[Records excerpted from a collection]

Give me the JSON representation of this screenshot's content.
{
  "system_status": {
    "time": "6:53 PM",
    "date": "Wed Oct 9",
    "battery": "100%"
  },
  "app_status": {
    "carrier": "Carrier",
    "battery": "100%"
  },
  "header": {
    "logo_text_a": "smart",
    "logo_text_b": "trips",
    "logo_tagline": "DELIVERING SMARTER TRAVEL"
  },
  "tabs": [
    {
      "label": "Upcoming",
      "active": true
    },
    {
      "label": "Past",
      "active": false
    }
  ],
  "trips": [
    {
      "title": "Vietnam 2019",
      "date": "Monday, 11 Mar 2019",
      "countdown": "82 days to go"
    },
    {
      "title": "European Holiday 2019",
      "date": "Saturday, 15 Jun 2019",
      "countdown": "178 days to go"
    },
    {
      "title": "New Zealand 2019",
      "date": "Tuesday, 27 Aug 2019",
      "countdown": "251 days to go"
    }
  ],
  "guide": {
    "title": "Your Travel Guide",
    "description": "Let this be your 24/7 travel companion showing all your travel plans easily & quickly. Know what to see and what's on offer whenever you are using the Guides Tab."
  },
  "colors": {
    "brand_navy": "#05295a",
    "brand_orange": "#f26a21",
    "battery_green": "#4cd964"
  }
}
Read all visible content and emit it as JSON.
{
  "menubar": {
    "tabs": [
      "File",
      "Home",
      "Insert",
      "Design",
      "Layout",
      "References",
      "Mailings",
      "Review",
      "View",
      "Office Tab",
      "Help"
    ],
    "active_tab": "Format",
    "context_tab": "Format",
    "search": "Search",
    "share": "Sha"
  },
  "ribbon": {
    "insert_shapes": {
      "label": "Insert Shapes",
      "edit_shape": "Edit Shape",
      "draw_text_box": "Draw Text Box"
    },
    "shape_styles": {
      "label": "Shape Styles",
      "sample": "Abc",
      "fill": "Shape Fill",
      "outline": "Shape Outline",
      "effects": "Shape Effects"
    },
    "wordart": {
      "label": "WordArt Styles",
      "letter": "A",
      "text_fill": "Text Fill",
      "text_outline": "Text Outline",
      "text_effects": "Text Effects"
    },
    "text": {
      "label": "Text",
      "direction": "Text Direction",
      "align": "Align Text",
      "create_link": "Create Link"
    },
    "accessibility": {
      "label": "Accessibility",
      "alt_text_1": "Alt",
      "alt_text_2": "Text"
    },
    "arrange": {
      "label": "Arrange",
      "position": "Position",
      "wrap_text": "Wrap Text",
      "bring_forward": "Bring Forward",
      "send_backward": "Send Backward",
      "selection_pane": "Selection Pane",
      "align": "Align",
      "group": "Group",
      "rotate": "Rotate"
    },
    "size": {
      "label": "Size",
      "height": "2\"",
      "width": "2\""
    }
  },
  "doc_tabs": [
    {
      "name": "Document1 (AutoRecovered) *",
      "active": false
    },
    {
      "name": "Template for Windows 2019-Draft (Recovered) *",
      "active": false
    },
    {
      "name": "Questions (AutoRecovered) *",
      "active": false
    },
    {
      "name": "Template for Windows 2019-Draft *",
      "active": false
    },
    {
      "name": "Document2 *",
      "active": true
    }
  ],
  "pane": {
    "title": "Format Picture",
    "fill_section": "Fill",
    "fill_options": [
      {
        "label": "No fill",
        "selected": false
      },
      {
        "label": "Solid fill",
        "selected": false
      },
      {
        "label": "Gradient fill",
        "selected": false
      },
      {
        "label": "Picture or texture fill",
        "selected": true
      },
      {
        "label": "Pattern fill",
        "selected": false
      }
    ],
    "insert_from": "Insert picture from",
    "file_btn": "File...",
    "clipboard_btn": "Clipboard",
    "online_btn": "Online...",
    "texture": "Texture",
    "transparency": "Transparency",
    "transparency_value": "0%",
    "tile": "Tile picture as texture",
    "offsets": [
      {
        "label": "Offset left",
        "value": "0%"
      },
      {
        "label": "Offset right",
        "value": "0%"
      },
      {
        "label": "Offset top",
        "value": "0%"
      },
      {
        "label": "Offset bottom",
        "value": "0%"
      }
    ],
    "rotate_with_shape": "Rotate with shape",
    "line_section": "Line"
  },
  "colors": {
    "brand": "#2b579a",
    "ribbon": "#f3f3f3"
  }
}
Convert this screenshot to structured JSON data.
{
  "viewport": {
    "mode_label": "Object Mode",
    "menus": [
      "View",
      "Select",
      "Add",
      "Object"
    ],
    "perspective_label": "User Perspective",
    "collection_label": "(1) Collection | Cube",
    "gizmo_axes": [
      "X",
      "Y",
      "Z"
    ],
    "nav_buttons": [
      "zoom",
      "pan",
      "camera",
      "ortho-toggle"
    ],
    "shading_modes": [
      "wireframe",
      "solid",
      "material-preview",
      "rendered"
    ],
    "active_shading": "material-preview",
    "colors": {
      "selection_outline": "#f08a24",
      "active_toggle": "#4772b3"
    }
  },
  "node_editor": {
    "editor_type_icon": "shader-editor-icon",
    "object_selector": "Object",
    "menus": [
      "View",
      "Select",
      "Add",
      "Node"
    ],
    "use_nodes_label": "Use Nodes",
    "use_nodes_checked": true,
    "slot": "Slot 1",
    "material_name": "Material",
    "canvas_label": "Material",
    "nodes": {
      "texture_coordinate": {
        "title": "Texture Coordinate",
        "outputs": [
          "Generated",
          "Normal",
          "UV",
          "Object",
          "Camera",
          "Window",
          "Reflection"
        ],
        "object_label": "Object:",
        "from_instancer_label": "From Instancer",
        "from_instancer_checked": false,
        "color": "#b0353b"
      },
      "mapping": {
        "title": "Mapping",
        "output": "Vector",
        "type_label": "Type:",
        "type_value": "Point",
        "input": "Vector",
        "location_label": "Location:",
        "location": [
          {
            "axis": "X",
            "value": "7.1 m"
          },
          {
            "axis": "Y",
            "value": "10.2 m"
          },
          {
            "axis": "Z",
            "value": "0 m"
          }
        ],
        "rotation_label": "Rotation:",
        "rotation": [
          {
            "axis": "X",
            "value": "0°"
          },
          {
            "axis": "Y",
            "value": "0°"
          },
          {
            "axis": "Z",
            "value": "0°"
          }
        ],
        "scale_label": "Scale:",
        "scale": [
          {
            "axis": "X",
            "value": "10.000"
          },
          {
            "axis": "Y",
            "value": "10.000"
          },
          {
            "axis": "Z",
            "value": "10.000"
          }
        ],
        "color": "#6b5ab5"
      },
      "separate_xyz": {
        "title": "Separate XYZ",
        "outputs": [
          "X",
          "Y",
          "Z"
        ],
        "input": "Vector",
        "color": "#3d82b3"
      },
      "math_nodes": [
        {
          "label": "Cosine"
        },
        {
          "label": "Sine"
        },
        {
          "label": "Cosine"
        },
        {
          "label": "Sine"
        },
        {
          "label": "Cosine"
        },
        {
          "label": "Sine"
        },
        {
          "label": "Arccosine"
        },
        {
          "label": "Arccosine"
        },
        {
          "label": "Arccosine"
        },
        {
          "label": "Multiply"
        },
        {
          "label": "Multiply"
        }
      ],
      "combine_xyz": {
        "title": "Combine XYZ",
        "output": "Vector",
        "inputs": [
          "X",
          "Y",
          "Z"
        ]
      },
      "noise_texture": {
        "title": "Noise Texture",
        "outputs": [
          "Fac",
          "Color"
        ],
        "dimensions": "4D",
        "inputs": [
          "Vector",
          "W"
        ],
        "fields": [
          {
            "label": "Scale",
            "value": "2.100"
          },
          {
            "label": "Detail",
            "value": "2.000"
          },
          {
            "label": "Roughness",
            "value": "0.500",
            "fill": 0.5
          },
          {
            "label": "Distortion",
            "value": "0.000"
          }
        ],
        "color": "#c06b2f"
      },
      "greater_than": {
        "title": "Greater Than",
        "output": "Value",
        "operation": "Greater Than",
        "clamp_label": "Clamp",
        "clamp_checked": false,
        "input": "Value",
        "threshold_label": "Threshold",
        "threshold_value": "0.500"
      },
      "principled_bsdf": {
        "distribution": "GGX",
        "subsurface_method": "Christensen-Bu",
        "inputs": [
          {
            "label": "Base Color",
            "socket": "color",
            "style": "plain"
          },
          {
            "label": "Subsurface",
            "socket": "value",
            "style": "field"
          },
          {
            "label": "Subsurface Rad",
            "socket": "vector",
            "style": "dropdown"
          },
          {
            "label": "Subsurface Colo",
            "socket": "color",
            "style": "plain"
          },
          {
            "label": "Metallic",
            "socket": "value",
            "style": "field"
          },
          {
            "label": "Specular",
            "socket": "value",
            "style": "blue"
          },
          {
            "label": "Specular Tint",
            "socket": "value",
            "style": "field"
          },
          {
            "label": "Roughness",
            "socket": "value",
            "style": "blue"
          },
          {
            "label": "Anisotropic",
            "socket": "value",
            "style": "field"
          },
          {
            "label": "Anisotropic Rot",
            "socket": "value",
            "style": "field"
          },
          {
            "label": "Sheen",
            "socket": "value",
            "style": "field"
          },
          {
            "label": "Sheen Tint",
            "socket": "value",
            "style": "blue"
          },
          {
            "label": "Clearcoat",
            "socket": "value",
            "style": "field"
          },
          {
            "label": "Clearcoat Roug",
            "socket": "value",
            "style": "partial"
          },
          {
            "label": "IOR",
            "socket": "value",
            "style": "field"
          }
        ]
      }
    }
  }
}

Written exercise: Count how many lines hold the string "this" and give that number alone.

Solution to the problem: 3